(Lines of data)
========================================================================
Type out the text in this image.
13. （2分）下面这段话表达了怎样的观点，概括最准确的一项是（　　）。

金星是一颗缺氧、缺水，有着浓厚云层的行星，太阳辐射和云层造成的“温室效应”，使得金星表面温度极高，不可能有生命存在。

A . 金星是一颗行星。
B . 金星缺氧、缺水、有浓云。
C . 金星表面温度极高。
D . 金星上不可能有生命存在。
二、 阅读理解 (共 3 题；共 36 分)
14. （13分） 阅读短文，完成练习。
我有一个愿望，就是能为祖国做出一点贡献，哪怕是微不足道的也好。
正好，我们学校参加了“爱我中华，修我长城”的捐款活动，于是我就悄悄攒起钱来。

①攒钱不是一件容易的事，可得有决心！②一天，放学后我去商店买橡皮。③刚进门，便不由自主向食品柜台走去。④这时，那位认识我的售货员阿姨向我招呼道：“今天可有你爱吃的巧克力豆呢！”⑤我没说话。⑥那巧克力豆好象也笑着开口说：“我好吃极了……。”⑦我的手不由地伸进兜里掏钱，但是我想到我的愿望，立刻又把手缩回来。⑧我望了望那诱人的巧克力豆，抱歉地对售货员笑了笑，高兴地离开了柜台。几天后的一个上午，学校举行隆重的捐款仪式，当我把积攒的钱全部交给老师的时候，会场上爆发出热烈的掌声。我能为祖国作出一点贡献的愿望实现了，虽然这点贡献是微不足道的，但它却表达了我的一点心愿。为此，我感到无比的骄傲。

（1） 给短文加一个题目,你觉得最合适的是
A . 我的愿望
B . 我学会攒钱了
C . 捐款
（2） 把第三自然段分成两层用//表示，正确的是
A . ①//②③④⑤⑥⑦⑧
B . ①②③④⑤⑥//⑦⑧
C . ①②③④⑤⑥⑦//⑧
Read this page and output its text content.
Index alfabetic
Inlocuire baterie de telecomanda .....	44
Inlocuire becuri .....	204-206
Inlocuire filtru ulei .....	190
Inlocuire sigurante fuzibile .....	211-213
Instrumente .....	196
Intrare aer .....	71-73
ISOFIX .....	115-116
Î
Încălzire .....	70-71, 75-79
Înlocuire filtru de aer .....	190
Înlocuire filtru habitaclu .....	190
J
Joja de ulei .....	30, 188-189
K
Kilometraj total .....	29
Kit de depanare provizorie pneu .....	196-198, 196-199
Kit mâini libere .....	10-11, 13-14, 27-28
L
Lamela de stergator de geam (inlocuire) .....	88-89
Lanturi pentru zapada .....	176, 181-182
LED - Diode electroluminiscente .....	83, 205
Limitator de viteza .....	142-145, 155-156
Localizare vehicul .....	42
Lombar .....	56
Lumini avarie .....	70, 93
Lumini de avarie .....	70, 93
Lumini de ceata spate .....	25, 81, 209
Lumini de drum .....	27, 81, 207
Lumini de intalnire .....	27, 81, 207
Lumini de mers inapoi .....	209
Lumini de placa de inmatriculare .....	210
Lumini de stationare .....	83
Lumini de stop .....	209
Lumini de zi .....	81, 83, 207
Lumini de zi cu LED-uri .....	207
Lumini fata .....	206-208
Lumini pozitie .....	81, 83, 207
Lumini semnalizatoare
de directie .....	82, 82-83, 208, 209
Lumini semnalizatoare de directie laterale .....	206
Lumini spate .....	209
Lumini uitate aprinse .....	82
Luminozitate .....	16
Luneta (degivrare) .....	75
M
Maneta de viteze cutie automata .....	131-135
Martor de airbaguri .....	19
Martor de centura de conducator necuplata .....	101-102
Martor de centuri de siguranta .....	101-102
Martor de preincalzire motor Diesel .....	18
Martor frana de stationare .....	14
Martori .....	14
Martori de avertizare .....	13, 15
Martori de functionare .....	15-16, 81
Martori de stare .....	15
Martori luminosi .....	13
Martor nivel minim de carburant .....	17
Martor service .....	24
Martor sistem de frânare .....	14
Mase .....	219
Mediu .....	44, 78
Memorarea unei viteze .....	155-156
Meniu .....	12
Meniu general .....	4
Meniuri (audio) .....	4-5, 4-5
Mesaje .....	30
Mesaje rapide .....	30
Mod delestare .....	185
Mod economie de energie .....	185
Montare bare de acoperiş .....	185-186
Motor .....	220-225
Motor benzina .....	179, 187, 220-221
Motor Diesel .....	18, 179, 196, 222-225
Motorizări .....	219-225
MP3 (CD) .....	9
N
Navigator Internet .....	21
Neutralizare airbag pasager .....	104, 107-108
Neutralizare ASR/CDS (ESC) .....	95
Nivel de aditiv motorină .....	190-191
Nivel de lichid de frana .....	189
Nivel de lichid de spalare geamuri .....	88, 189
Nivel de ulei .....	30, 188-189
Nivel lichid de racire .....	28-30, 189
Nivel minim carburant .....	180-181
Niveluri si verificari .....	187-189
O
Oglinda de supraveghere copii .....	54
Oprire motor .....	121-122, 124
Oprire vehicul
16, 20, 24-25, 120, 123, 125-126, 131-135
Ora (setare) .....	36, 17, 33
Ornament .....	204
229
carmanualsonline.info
========================================================================
All the entries above need to be reproduced exactly.

Type out the text in this image.
13. （2分）下面这段话表达了怎样的观点，概括最准确的一项是（　　）。

金星是一颗缺氧、缺水，有着浓厚云层的行星，太阳辐射和云层造成的“温室效应”，使得金星表面温度极高，不可能有生命存在。

A . 金星是一颗行星。
B . 金星缺氧、缺水、有浓云。
C . 金星表面温度极高。
D . 金星上不可能有生命存在。
二、 阅读理解 (共 3 题；共 36 分)
14. （13分） 阅读短文，完成练习。
我有一个愿望，就是能为祖国做出一点贡献，哪怕是微不足道的也好。
正好，我们学校参加了“爱我中华，修我长城”的捐款活动，于是我就悄悄攒起钱来。

①攒钱不是一件容易的事，可得有决心！②一天，放学后我去商店买橡皮。③刚进门，便不由自主向食品柜台走去。④这时，那位认识我的售货员阿姨向我招呼道：“今天可有你爱吃的巧克力豆呢！”⑤我没说话。⑥那巧克力豆好象也笑着开口说：“我好吃极了……。”⑦我的手不由地伸进兜里掏钱，但是我想到我的愿望，立刻又把手缩回来。⑧我望了望那诱人的巧克力豆，抱歉地对售货员笑了笑，高兴地离开了柜台。几天后的一个上午，学校举行隆重的捐款仪式，当我把积攒的钱全部交给老师的时候，会场上爆发出热烈的掌声。我能为祖国作出一点贡献的愿望实现了，虽然这点贡献是微不足道的，但它却表达了我的一点心愿。为此，我感到无比的骄傲。

（1） 给短文加一个题目,你觉得最合适的是
A . 我的愿望
B . 我学会攒钱了
C . 捐款
（2） 把第三自然段分成两层用//表示，正确的是
A . ①//②③④⑤⑥⑦⑧
B . ①②③④⑤⑥//⑦⑧
C . ①②③④⑤⑥⑦//⑧
Read this page and output its text content.
Index alfabetic
Inlocuire baterie de telecomanda .....	44
Inlocuire becuri .....	204-206
Inlocuire filtru ulei .....	190
Inlocuire sigurante fuzibile .....	211-213
Instrumente .....	196
Intrare aer .....	71-73
ISOFIX .....	115-116
Î
Încălzire .....	70-71, 75-79
Înlocuire filtru de aer .....	190
Înlocuire filtru habitaclu .....	190
J
Joja de ulei .....	30, 188-189
K
Kilometraj total .....	29
Kit de depanare provizorie pneu .....	196-198, 196-199
Kit mâini libere .....	10-11, 13-14, 27-28
L
Lamela de stergator de geam (inlocuire) .....	88-89
Lanturi pentru zapada .....	176, 181-182
LED - Diode electroluminiscente .....	83, 205
Limitator de viteza .....	142-145, 155-156
Localizare vehicul .....	42
Lombar .....	56
Lumini avarie .....	70, 93
Lumini de avarie .....	70, 93
Lumini de ceata spate .....	25, 81, 209
Lumini de drum .....	27, 81, 207
Lumini de intalnire .....	27, 81, 207
Lumini de mers inapoi .....	209
Lumini de placa de inmatriculare .....	210
Lumini de stationare .....	83
Lumini de stop .....	209
Lumini de zi .....	81, 83, 207
Lumini de zi cu LED-uri .....	207
Lumini fata .....	206-208
Lumini pozitie .....	81, 83, 207
Lumini semnalizatoare
de directie .....	82, 82-83, 208, 209
Lumini semnalizatoare de directie laterale .....	206
Lumini spate .....	209
Lumini uitate aprinse .....	82
Luminozitate .....	16
Luneta (degivrare) .....	75
M
Maneta de viteze cutie automata .....	131-135
Martor de airbaguri .....	19
Martor de centura de conducator necuplata .....	101-102
Martor de centuri de siguranta .....	101-102
Martor de preincalzire motor Diesel .....	18
Martor frana de stationare .....	14
Martori .....	14
Martori de avertizare .....	13, 15
Martori de functionare .....	15-16, 81
Martori de stare .....	15
Martori luminosi .....	13
Martor nivel minim de carburant .....	17
Martor service .....	24
Martor sistem de frânare .....	14
Mase .....	219
Mediu .....	44, 78
Memorarea unei viteze .....	155-156
Meniu .....	12
Meniu general .....	4
Meniuri (audio) .....	4-5, 4-5
Mesaje .....	30
Mesaje rapide .....	30
Mod delestare .....	185
Mod economie de energie .....	185
Montare bare de acoperiş .....	185-186
Motor .....	220-225
Motor benzina .....	179, 187, 220-221
Motor Diesel .....	18, 179, 196, 222-225
Motorizări .....	219-225
MP3 (CD) .....	9
N
Navigator Internet .....	21
Neutralizare airbag pasager .....	104, 107-108
Neutralizare ASR/CDS (ESC) .....	95
Nivel de aditiv motorină .....	190-191
Nivel de lichid de frana .....	189
Nivel de lichid de spalare geamuri .....	88, 189
Nivel de ulei .....	30, 188-189
Nivel lichid de racire .....	28-30, 189
Nivel minim carburant .....	180-181
Niveluri si verificari .....	187-189
O
Oglinda de supraveghere copii .....	54
Oprire motor .....	121-122, 124
Oprire vehicul
16, 20, 24-25, 120, 123, 125-126, 131-135
Ora (setare) .....	36, 17, 33
Ornament .....	204
229
carmanualsonline.info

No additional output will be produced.